## Instruction
Copy the data from the line with "519, 515, 536]" up to and including the line with "537, 1053, 753]", reproducing each line unchanged.

## Listed records
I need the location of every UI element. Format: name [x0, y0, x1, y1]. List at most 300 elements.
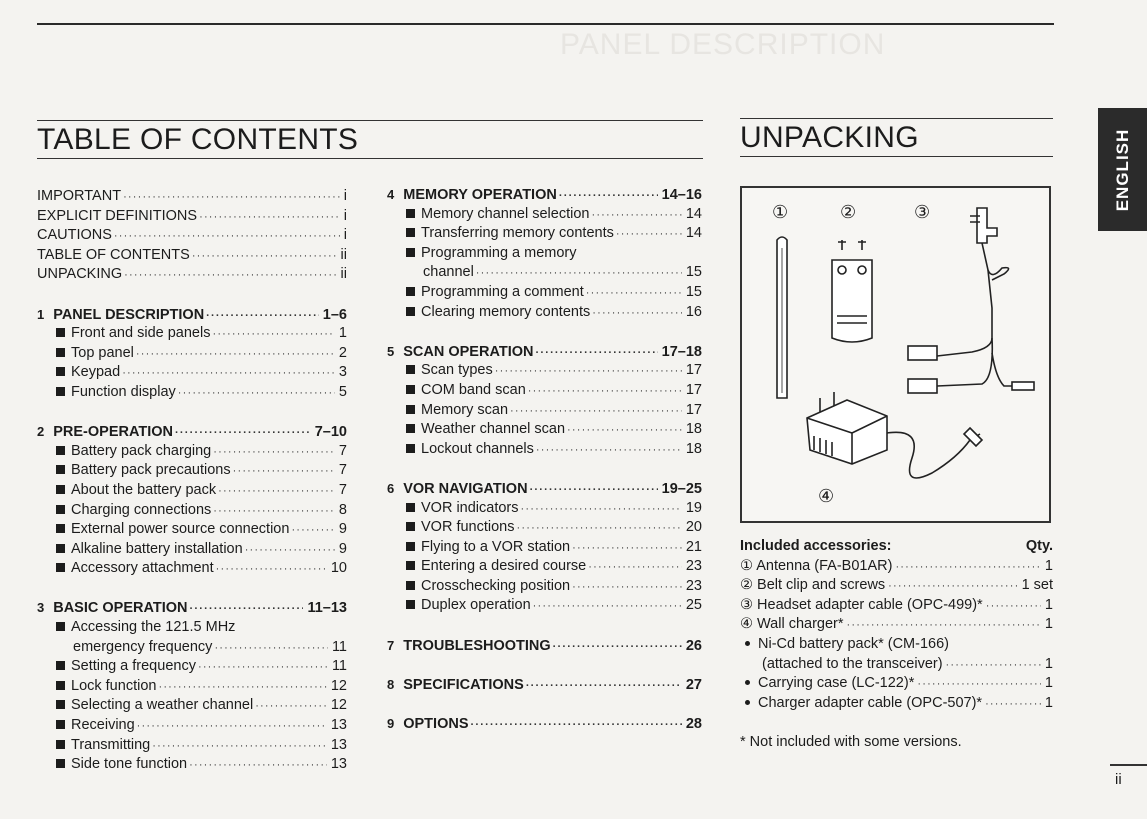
entry-title: VOR functions	[421, 519, 515, 536]
toc-section-entry[interactable]	[37, 305, 347, 325]
entry-label	[56, 383, 178, 403]
page-ref: 14–16	[661, 187, 702, 203]
page-ref: 5	[338, 383, 347, 400]
toc-section-entry[interactable]	[387, 636, 702, 656]
entry-title: PANEL DESCRIPTION	[53, 306, 205, 323]
section-number: 9	[387, 716, 395, 732]
dot-leader	[572, 578, 682, 598]
toc-entry[interactable]	[37, 442, 347, 462]
accessory-name: ③ Headset adapter cable (OPC-499)*	[740, 596, 983, 613]
page-number: ii	[1115, 771, 1122, 788]
round-bullet-icon	[745, 680, 750, 685]
entry-title: Front and side panels	[71, 325, 211, 342]
page-ref: 7	[338, 481, 347, 498]
dot-leader	[178, 384, 335, 404]
square-bullet-icon	[56, 524, 65, 533]
entry-label	[387, 479, 530, 500]
square-bullet-icon	[406, 542, 415, 551]
square-bullet-icon	[56, 387, 65, 396]
page-ref: 11	[331, 658, 347, 675]
entry-title: Accessing the 121.5 MHz	[71, 619, 236, 636]
entry-title: Duplex operation	[421, 597, 531, 614]
entry-title: About the battery pack	[71, 481, 217, 498]
footnote: * Not included with some versions.	[740, 734, 962, 751]
included-accessories-list	[740, 537, 1053, 753]
toc-entry[interactable]	[37, 481, 347, 501]
spacer	[387, 655, 702, 675]
page-ref: 23	[685, 577, 702, 594]
square-bullet-icon	[56, 740, 65, 749]
entry-label	[37, 422, 175, 443]
toc-entry[interactable]	[37, 696, 347, 716]
toc-entry[interactable]	[387, 263, 702, 283]
dot-leader	[192, 247, 337, 267]
entry-label	[406, 283, 586, 303]
dot-leader	[123, 188, 340, 208]
dot-leader	[517, 519, 682, 539]
dot-leader	[510, 402, 682, 422]
section-number: 5	[387, 343, 395, 359]
square-bullet-icon	[406, 444, 415, 453]
entry-title: CAUTIONS	[37, 227, 112, 244]
entry-label	[37, 265, 124, 285]
entry-label	[406, 538, 572, 558]
toc-entry[interactable]	[387, 361, 702, 381]
dot-leader	[114, 227, 340, 247]
dot-leader	[895, 558, 1040, 578]
entry-label	[406, 577, 572, 597]
toc-entry[interactable]	[37, 677, 347, 697]
dot-leader	[591, 206, 681, 226]
entry-title: Battery pack precautions	[71, 462, 231, 479]
page-ref: 18	[685, 421, 702, 438]
entry-label	[56, 540, 245, 560]
accessories-heading: Included accessories:	[740, 538, 892, 554]
spacer	[387, 616, 702, 636]
entry-label	[37, 246, 192, 266]
entry-title: Flying to a VOR station	[421, 538, 571, 555]
toc-entry[interactable]	[37, 638, 347, 658]
square-bullet-icon	[56, 348, 65, 357]
square-bullet-icon	[406, 385, 415, 394]
entry-label	[56, 461, 233, 481]
page-ref: 27	[685, 676, 702, 693]
page-ref: 9	[338, 521, 347, 538]
spacer	[37, 403, 347, 423]
dot-leader	[471, 716, 682, 736]
section-number: 2	[37, 424, 45, 440]
dot-leader	[616, 225, 682, 245]
page-ref: 14	[685, 225, 702, 242]
toc-entry[interactable]	[37, 207, 347, 227]
spacer	[387, 694, 702, 714]
dot-leader	[189, 756, 327, 776]
page-ref: 9	[338, 540, 347, 557]
entry-title: Keypad	[71, 364, 121, 381]
entry-label	[56, 696, 255, 716]
accessory-name: Charger adapter cable (OPC-507)*	[758, 694, 983, 711]
accessory-qty: 1	[1044, 655, 1053, 672]
entry-label	[37, 187, 123, 207]
page-ref: 14	[685, 205, 702, 222]
entry-label	[37, 226, 114, 246]
page-ref: 3	[338, 364, 347, 381]
toc-column-1	[37, 187, 347, 775]
dot-leader	[917, 675, 1041, 695]
page-ref: 16	[685, 303, 702, 320]
entry-title: PRE-OPERATION	[53, 424, 174, 441]
square-bullet-icon	[406, 503, 415, 512]
toc-section-entry[interactable]	[387, 479, 702, 499]
section-number: 8	[387, 676, 395, 692]
square-bullet-icon	[406, 287, 415, 296]
page-ref: i	[343, 207, 347, 224]
entry-label	[406, 303, 592, 323]
entry-title: Alkaline battery installation	[71, 540, 243, 557]
toc-heading: TABLE OF CONTENTS	[37, 120, 703, 159]
toc-column-2	[387, 185, 702, 734]
toc-entry[interactable]	[387, 420, 702, 440]
page-ref: 1–6	[322, 306, 347, 323]
section-number: 3	[37, 600, 45, 616]
toc-entry[interactable]	[387, 205, 702, 225]
square-bullet-icon	[56, 328, 65, 337]
dot-leader	[233, 462, 335, 482]
entry-title: Setting a frequency	[71, 658, 196, 675]
section-number: 6	[387, 480, 395, 496]
entry-title: COM band scan	[421, 381, 526, 398]
entry-label	[37, 207, 199, 227]
entry-title: VOR NAVIGATION	[403, 480, 528, 497]
show-through-text: PANEL DESCRIPTION	[560, 28, 886, 61]
accessory-item	[740, 557, 1053, 577]
marker-2: ②	[840, 202, 857, 222]
entry-title: Top panel	[71, 344, 134, 361]
spacer	[387, 459, 702, 479]
page-ref: 26	[685, 637, 702, 654]
square-bullet-icon	[406, 561, 415, 570]
entry-title: Lockout channels	[421, 440, 534, 457]
page-ref: 28	[685, 716, 702, 733]
page-ref: 19–25	[661, 480, 702, 497]
accessory-item	[740, 674, 1053, 694]
page-ref: 7	[338, 442, 347, 459]
toc-entry[interactable]	[387, 224, 702, 244]
page-ref: ii	[340, 266, 347, 283]
accessory-qty: 1	[1044, 596, 1053, 613]
dot-leader	[216, 560, 327, 580]
page-number-rule	[1110, 764, 1147, 766]
headset-cable-drawing	[908, 208, 1034, 393]
dot-leader	[533, 597, 682, 617]
accessory-name: ② Belt clip and screws	[740, 577, 886, 594]
entry-label	[406, 401, 510, 421]
toc-section-entry[interactable]	[387, 185, 702, 205]
language-tab-label: ENGLISH	[1112, 128, 1132, 211]
entry-title: SPECIFICATIONS	[403, 676, 524, 693]
page-ref: i	[343, 227, 347, 244]
accessories-illustration	[742, 188, 1049, 521]
accessory-label	[740, 596, 986, 616]
accessory-item	[740, 615, 1053, 635]
accessory-label	[762, 655, 946, 675]
entry-title: Weather channel scan	[421, 421, 566, 438]
toc-entry[interactable]	[387, 538, 702, 558]
entry-title: Transmitting	[71, 736, 151, 753]
square-bullet-icon	[56, 661, 65, 670]
page-ref: 11–13	[307, 600, 347, 617]
toc-entry[interactable]	[37, 363, 347, 383]
accessory-name: Carrying case (LC-122)*	[758, 675, 915, 692]
dot-leader	[553, 638, 682, 658]
toc-entry[interactable]	[37, 324, 347, 344]
section-number: 1	[37, 306, 45, 322]
entry-title: IMPORTANT	[37, 188, 122, 204]
toc-entry[interactable]	[387, 303, 702, 323]
entry-label	[406, 361, 495, 381]
entry-label	[56, 363, 122, 383]
entry-title: External power source connection	[71, 521, 290, 538]
toc-entry[interactable]	[387, 244, 702, 264]
accessory-item	[740, 635, 1053, 655]
square-bullet-icon	[56, 622, 65, 631]
qty-heading: Qty.	[1025, 538, 1053, 554]
entry-title: Side tone function	[71, 756, 188, 773]
entry-label	[56, 501, 213, 521]
toc-entry[interactable]	[37, 265, 347, 285]
round-bullet-icon	[745, 700, 750, 705]
entry-title: MEMORY OPERATION	[403, 187, 557, 203]
square-bullet-icon	[56, 505, 65, 514]
toc-entry[interactable]	[37, 187, 347, 207]
page-ref: 13	[330, 717, 347, 734]
page-ref: 12	[330, 697, 347, 714]
dot-leader	[946, 656, 1041, 676]
toc-section-entry[interactable]	[387, 714, 702, 734]
page-ref: 17	[685, 381, 702, 398]
page-ref: i	[343, 188, 347, 204]
dot-leader	[198, 658, 328, 678]
entry-label	[406, 224, 616, 244]
accessory-label	[740, 576, 888, 596]
top-rule	[37, 23, 1054, 25]
spacer	[37, 579, 347, 599]
entry-label	[37, 305, 206, 326]
entry-label	[406, 381, 528, 401]
entry-title: EXPLICIT DEFINITIONS	[37, 207, 198, 224]
spacer	[387, 322, 702, 342]
dot-leader	[136, 345, 335, 365]
dot-leader	[291, 521, 334, 541]
dot-leader	[536, 441, 682, 461]
accessories-header	[740, 537, 1053, 557]
toc-entry[interactable]	[37, 559, 347, 579]
entry-title: Memory scan	[421, 401, 509, 418]
marker-1: ①	[772, 202, 789, 222]
toc-entry[interactable]	[37, 461, 347, 481]
entry-label	[406, 518, 517, 538]
accessory-qty: 1	[1044, 694, 1053, 711]
page-ref: 10	[330, 560, 347, 577]
entry-label	[56, 657, 198, 677]
dot-leader	[985, 695, 1041, 715]
page-ref: 25	[685, 597, 702, 614]
page-ref: 7	[338, 462, 347, 479]
page-ref: 1	[338, 325, 347, 342]
wall-charger-drawing	[807, 392, 982, 478]
square-bullet-icon	[406, 405, 415, 414]
square-bullet-icon	[56, 563, 65, 572]
entry-label	[406, 596, 533, 616]
toc-section-entry[interactable]	[37, 422, 347, 442]
toc-entry[interactable]	[37, 657, 347, 677]
entry-label	[387, 342, 535, 363]
toc-section-entry[interactable]	[37, 598, 347, 618]
marker-4: ④	[818, 486, 835, 506]
entry-title: Receiving	[71, 717, 135, 734]
accessory-name: ④ Wall charger*	[740, 616, 844, 633]
toc-entry[interactable]	[37, 618, 347, 638]
dot-leader	[592, 304, 682, 324]
toc-entry[interactable]	[37, 755, 347, 775]
entry-label	[406, 557, 588, 577]
toc-entry[interactable]	[37, 501, 347, 521]
entry-label	[56, 677, 158, 697]
round-bullet-icon	[745, 641, 750, 646]
entry-title: Selecting a weather channel	[71, 697, 254, 714]
page-ref: 12	[330, 677, 347, 694]
toc-section-entry[interactable]	[387, 675, 702, 695]
toc-entry[interactable]	[387, 440, 702, 460]
language-tab	[1098, 108, 1147, 231]
dot-leader	[567, 421, 682, 441]
square-bullet-icon	[56, 465, 65, 474]
entry-title: Programming a comment	[421, 283, 584, 300]
toc-entry[interactable]	[37, 736, 347, 756]
entry-label	[423, 263, 476, 283]
square-bullet-icon	[56, 720, 65, 729]
dot-leader	[213, 443, 335, 463]
entry-title: Programming a memory	[421, 244, 577, 261]
dot-leader	[213, 502, 335, 522]
toc-entry[interactable]	[387, 401, 702, 421]
entry-label	[406, 420, 567, 440]
entry-label	[387, 185, 559, 206]
dot-leader	[847, 616, 1041, 636]
square-bullet-icon	[56, 446, 65, 455]
square-bullet-icon	[406, 248, 415, 257]
dot-leader	[245, 541, 335, 561]
accessory-qty: 1	[1044, 616, 1053, 633]
toc-entry[interactable]	[387, 596, 702, 616]
entry-title: Entering a desired course	[421, 558, 587, 575]
toc-entry[interactable]	[37, 246, 347, 266]
square-bullet-icon	[56, 681, 65, 690]
square-bullet-icon	[56, 700, 65, 709]
square-bullet-icon	[406, 365, 415, 374]
dot-leader	[137, 717, 327, 737]
section-number: 4	[387, 187, 395, 202]
toc-entry[interactable]	[37, 344, 347, 364]
entry-title: VOR indicators	[421, 499, 519, 516]
entry-label	[387, 714, 471, 735]
entry-title: UNPACKING	[37, 266, 123, 283]
toc-entry[interactable]	[37, 226, 347, 246]
accessory-item	[740, 576, 1053, 596]
toc-entry[interactable]	[387, 381, 702, 401]
toc-entry[interactable]	[387, 499, 702, 519]
page-ref: 7–10	[314, 424, 347, 441]
toc-entry[interactable]	[387, 577, 702, 597]
entry-label	[56, 520, 291, 540]
accessory-qty: 1	[1044, 557, 1053, 574]
toc-entry[interactable]	[387, 518, 702, 538]
square-bullet-icon	[406, 581, 415, 590]
page-ref: 17	[685, 362, 702, 379]
dot-leader	[986, 597, 1041, 617]
entry-title: Scan types	[421, 362, 493, 379]
entry-title: Lock function	[71, 677, 157, 694]
entry-label	[56, 344, 136, 364]
entry-label	[56, 559, 216, 579]
page-ref: ii	[340, 246, 347, 263]
entry-label	[56, 481, 218, 501]
accessory-label	[740, 615, 847, 635]
page-ref: 20	[685, 519, 702, 536]
toc-entry[interactable]	[37, 716, 347, 736]
dot-leader	[199, 208, 340, 228]
page-ref: 13	[330, 756, 347, 773]
accessory-label	[740, 557, 895, 577]
square-bullet-icon	[406, 600, 415, 609]
dot-leader	[521, 500, 682, 520]
entry-title: Memory channel selection	[421, 205, 590, 222]
accessory-name: (attached to the transceiver)	[762, 655, 943, 672]
toc-entry[interactable]	[37, 540, 347, 560]
toc-section-entry[interactable]	[387, 342, 702, 362]
square-bullet-icon	[406, 522, 415, 531]
square-bullet-icon	[56, 759, 65, 768]
dot-leader	[212, 325, 334, 345]
marker-3: ③	[914, 202, 931, 222]
dot-leader	[218, 482, 335, 502]
entry-label	[406, 244, 579, 264]
page-ref: 13	[330, 736, 347, 753]
entry-label	[56, 755, 189, 775]
page-ref: 8	[338, 501, 347, 518]
toc-entry[interactable]	[387, 283, 702, 303]
page-ref: 15	[685, 283, 702, 300]
toc-entry[interactable]	[37, 520, 347, 540]
dot-leader	[158, 678, 326, 698]
toc-entry[interactable]	[387, 557, 702, 577]
accessory-label	[740, 635, 952, 655]
entry-title: emergency frequency	[73, 638, 213, 655]
entry-title: TABLE OF CONTENTS	[37, 246, 190, 263]
entry-label	[406, 499, 521, 519]
page-ref: 17–18	[661, 343, 702, 360]
page-ref: 17	[685, 401, 702, 418]
entry-title: Clearing memory contents	[421, 303, 591, 320]
dot-leader	[152, 737, 327, 757]
dot-leader	[586, 284, 682, 304]
toc-entry[interactable]	[37, 383, 347, 403]
entry-label	[56, 716, 137, 736]
accessory-qty: 1 set	[1021, 577, 1053, 594]
accessory-name: Ni-Cd battery pack* (CM-166)	[758, 635, 949, 652]
accessories-figure	[740, 186, 1051, 523]
entry-label	[56, 736, 152, 756]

## Written answer
entry-title: VOR functions	[421, 519, 515, 536]
toc-section-entry[interactable]	[37, 305, 347, 325]
entry-label	[56, 383, 178, 403]
page-ref: 14–16	[661, 187, 702, 203]
page-ref: 5	[338, 383, 347, 400]
toc-section-entry[interactable]	[387, 636, 702, 656]
entry-title: PANEL DESCRIPTION	[53, 306, 205, 323]
section-number: 9	[387, 716, 395, 732]
dot-leader	[572, 578, 682, 598]
toc-entry[interactable]	[37, 442, 347, 462]
accessory-name: ③ Headset adapter cable (OPC-499)*	[740, 596, 983, 613]
page-number: ii	[1115, 771, 1122, 788]
round-bullet-icon	[745, 680, 750, 685]
entry-title: Front and side panels	[71, 325, 211, 342]
page-ref: 7	[338, 481, 347, 498]
dot-leader	[178, 384, 335, 404]
square-bullet-icon	[56, 524, 65, 533]
entry-label	[387, 479, 530, 500]
square-bullet-icon	[406, 542, 415, 551]
square-bullet-icon	[56, 387, 65, 396]
page-ref: 11	[331, 658, 347, 675]
entry-title: Accessing the 121.5 MHz	[71, 619, 236, 636]
entry-title: Duplex operation	[421, 597, 531, 614]
entry-title: About the battery pack	[71, 481, 217, 498]
footnote: * Not included with some versions.	[740, 734, 962, 751]
included-accessories-list	[740, 537, 1053, 753]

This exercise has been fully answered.